== DATA FOR THE TASK

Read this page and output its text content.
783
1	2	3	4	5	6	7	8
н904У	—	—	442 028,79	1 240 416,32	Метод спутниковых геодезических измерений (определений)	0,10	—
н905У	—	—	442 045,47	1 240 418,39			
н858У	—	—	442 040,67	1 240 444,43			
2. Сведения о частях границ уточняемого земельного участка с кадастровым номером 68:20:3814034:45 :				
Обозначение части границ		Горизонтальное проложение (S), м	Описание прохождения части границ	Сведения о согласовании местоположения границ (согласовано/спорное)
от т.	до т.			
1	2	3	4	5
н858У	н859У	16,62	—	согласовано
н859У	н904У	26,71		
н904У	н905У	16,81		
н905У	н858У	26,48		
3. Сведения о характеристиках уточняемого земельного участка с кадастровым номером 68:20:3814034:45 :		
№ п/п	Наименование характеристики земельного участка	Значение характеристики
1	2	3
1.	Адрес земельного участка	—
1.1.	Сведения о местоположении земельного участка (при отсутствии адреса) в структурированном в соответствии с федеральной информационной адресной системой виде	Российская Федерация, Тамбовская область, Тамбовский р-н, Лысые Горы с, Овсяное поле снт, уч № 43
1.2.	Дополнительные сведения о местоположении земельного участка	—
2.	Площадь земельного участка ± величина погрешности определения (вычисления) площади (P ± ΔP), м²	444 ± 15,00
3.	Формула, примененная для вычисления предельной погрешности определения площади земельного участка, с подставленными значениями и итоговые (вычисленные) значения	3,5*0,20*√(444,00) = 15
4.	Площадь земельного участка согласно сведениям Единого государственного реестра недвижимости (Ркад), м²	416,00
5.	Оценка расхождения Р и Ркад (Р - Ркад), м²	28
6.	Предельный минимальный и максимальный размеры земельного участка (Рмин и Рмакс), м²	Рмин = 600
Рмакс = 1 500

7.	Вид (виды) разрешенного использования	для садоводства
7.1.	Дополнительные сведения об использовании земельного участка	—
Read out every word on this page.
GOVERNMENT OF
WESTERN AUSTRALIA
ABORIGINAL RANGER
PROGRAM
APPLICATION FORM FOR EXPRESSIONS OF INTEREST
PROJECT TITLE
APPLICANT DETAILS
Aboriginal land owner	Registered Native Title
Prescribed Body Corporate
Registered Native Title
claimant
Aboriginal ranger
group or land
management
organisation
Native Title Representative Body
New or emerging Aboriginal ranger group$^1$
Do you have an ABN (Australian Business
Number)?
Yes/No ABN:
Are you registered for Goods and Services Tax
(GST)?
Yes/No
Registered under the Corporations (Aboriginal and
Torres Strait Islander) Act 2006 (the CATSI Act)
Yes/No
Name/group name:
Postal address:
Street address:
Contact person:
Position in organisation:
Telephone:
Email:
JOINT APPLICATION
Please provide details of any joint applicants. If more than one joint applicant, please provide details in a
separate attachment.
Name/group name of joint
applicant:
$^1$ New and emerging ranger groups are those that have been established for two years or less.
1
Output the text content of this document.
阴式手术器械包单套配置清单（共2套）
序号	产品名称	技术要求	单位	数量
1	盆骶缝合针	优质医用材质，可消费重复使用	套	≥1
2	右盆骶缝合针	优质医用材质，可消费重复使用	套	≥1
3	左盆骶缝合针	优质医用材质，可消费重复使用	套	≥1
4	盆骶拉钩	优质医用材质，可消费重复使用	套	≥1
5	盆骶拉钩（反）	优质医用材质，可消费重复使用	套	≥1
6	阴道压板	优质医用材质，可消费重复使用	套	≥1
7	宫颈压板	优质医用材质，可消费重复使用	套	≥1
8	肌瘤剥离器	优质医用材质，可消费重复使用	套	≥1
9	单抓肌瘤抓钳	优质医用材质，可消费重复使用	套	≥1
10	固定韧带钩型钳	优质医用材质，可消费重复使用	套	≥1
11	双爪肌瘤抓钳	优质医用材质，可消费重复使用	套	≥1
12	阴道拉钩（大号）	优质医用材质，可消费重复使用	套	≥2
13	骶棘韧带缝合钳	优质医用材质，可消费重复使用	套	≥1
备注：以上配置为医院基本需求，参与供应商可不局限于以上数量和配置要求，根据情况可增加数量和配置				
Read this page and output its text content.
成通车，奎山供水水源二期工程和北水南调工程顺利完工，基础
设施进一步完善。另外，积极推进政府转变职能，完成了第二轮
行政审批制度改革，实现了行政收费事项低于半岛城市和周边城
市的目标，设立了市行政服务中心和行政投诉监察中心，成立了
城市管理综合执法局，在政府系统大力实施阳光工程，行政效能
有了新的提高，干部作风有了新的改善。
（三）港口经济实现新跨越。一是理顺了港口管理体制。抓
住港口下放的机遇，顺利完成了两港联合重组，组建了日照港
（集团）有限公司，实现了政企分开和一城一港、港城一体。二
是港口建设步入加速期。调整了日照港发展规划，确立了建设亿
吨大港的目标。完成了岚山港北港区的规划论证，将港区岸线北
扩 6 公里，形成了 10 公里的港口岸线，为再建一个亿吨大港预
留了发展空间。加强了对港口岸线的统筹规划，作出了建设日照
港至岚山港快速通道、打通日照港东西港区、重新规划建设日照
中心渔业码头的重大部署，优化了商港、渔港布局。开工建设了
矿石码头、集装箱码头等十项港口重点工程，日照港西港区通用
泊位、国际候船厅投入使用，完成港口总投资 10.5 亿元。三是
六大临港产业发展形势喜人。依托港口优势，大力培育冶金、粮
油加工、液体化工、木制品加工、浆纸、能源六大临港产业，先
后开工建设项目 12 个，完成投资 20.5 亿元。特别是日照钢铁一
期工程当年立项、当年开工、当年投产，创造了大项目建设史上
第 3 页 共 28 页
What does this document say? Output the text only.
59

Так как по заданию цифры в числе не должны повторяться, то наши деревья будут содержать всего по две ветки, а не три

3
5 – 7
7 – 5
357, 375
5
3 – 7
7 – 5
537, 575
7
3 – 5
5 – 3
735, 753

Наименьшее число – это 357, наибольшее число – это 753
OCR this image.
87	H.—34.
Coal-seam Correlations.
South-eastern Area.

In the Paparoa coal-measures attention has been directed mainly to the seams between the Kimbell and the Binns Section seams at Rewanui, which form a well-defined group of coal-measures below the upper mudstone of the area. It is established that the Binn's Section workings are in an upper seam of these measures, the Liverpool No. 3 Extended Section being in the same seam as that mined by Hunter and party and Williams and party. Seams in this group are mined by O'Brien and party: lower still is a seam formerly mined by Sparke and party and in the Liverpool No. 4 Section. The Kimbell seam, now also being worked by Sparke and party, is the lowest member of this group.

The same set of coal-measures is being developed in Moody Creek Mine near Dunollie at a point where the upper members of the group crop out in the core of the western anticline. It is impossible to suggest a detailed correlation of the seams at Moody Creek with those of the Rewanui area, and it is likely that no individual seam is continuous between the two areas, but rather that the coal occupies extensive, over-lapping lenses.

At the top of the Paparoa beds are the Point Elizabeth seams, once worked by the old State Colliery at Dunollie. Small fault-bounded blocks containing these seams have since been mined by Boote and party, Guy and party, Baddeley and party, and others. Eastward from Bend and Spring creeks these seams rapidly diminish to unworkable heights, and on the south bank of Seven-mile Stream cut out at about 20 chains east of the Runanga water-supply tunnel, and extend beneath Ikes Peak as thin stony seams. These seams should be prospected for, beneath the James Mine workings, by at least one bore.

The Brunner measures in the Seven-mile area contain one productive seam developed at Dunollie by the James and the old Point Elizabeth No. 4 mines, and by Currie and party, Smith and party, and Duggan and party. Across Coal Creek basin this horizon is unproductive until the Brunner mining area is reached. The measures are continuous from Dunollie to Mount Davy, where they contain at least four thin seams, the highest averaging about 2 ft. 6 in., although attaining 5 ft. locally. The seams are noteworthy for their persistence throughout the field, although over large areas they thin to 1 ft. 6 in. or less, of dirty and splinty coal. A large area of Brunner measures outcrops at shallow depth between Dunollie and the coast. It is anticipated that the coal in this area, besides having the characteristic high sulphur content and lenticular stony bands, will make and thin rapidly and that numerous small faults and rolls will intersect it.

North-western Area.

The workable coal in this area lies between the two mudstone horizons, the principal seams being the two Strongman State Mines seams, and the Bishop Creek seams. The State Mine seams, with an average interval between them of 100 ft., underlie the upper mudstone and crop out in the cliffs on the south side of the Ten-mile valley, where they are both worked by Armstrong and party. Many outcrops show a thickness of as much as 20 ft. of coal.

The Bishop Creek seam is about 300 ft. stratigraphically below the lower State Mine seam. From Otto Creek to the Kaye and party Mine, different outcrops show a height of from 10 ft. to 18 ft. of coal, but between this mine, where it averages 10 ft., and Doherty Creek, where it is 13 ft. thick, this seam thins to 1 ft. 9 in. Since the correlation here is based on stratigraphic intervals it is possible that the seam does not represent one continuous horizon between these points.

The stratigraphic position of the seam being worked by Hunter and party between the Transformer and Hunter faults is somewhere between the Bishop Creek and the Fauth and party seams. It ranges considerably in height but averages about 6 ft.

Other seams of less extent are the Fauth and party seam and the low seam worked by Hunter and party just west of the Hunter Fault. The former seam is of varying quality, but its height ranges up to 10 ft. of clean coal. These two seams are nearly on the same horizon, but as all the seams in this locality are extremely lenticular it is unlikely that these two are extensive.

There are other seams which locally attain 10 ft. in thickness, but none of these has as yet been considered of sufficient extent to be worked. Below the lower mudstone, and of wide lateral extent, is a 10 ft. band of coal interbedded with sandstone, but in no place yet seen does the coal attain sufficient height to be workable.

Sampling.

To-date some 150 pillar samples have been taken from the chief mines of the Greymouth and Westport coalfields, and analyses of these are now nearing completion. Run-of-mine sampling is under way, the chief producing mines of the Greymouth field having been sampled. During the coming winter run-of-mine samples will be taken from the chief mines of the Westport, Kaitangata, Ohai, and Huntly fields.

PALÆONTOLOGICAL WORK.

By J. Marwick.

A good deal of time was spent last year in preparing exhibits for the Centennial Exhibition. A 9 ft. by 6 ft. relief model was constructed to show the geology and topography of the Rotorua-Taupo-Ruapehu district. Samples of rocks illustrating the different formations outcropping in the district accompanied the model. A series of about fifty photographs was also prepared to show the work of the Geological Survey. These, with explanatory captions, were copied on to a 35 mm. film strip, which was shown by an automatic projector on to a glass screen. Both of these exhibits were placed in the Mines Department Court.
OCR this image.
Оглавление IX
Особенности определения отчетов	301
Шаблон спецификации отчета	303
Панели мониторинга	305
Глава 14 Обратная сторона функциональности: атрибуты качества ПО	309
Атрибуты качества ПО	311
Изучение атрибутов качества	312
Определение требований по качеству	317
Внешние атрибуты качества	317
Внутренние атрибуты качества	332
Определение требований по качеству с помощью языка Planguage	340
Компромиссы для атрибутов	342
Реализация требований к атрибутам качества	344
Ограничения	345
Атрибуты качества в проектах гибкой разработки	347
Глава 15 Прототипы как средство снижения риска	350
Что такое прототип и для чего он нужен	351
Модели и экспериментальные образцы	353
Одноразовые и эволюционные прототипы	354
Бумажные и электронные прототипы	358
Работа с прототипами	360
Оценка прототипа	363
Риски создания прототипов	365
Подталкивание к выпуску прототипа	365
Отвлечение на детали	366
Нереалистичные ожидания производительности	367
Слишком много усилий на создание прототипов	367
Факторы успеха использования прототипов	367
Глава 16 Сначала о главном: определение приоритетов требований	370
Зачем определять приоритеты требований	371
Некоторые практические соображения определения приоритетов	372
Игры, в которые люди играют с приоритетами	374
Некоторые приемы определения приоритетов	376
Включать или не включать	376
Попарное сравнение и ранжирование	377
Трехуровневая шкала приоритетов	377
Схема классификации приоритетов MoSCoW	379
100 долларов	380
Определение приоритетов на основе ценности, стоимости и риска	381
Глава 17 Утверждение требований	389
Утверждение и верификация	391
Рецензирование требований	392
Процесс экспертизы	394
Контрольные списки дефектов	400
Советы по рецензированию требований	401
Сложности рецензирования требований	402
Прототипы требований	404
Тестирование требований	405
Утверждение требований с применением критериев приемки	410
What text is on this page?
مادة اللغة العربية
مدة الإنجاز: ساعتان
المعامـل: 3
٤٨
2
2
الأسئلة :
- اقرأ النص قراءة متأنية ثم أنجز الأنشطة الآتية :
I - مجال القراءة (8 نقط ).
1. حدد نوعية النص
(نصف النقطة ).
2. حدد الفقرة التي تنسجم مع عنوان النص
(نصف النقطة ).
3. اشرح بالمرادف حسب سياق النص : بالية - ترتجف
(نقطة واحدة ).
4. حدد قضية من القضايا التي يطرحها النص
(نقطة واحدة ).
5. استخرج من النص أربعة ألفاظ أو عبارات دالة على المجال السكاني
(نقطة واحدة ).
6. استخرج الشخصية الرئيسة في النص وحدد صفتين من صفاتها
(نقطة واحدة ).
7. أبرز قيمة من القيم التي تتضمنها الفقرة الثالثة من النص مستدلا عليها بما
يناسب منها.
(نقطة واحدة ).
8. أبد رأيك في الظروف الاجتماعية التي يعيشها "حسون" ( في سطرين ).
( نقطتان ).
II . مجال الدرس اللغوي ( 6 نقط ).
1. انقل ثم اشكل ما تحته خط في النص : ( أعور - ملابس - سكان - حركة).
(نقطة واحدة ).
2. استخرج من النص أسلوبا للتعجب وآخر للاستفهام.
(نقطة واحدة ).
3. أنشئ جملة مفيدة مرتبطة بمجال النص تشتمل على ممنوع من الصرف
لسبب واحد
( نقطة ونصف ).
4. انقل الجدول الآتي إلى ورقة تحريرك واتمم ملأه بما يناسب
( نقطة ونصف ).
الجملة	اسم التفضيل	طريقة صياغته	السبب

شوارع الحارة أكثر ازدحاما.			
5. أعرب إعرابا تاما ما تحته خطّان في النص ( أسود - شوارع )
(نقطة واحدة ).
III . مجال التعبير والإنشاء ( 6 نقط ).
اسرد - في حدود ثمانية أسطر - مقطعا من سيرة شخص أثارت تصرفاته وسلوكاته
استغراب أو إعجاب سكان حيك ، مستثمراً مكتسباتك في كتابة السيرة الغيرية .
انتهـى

====

In the entries above, find each line with the word "盆骶拉钩" and show it.

> [RESPONSE]:
4	盆骶拉钩	优质医用材质，可消费重复使用	套	≥1
5	盆骶拉钩（反）	优质医用材质，可消费重复使用	套	≥1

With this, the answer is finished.